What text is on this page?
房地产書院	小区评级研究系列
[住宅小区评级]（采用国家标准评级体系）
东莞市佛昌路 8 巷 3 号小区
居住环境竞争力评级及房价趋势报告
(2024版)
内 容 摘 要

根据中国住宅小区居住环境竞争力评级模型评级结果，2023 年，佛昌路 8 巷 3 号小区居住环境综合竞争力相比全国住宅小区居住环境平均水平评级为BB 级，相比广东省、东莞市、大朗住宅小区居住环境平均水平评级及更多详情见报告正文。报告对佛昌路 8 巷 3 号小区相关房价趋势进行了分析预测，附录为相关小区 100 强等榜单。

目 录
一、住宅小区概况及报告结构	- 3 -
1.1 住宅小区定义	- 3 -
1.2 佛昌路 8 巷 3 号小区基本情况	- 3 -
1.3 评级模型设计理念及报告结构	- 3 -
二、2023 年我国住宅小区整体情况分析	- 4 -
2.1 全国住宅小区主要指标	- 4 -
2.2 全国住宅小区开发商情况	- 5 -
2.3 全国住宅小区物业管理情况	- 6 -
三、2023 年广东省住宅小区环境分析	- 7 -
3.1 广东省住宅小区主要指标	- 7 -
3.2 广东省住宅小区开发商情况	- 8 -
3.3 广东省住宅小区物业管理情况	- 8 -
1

+---+

Output the entries exactly.

What text is on this page?
房地产書院	小区评级研究系列
[住宅小区评级]（采用国家标准评级体系）
东莞市佛昌路 8 巷 3 号小区
居住环境竞争力评级及房价趋势报告
(2024版)
内 容 摘 要

根据中国住宅小区居住环境竞争力评级模型评级结果，2023 年，佛昌路 8 巷 3 号小区居住环境综合竞争力相比全国住宅小区居住环境平均水平评级为BB 级，相比广东省、东莞市、大朗住宅小区居住环境平均水平评级及更多详情见报告正文。报告对佛昌路 8 巷 3 号小区相关房价趋势进行了分析预测，附录为相关小区 100 强等榜单。

目 录
一、住宅小区概况及报告结构	- 3 -
1.1 住宅小区定义	- 3 -
1.2 佛昌路 8 巷 3 号小区基本情况	- 3 -
1.3 评级模型设计理念及报告结构	- 3 -
二、2023 年我国住宅小区整体情况分析	- 4 -
2.1 全国住宅小区主要指标	- 4 -
2.2 全国住宅小区开发商情况	- 5 -
2.3 全国住宅小区物业管理情况	- 6 -
三、2023 年广东省住宅小区环境分析	- 7 -
3.1 广东省住宅小区主要指标	- 7 -
3.2 广东省住宅小区开发商情况	- 8 -
3.3 广东省住宅小区物业管理情况	- 8 -
1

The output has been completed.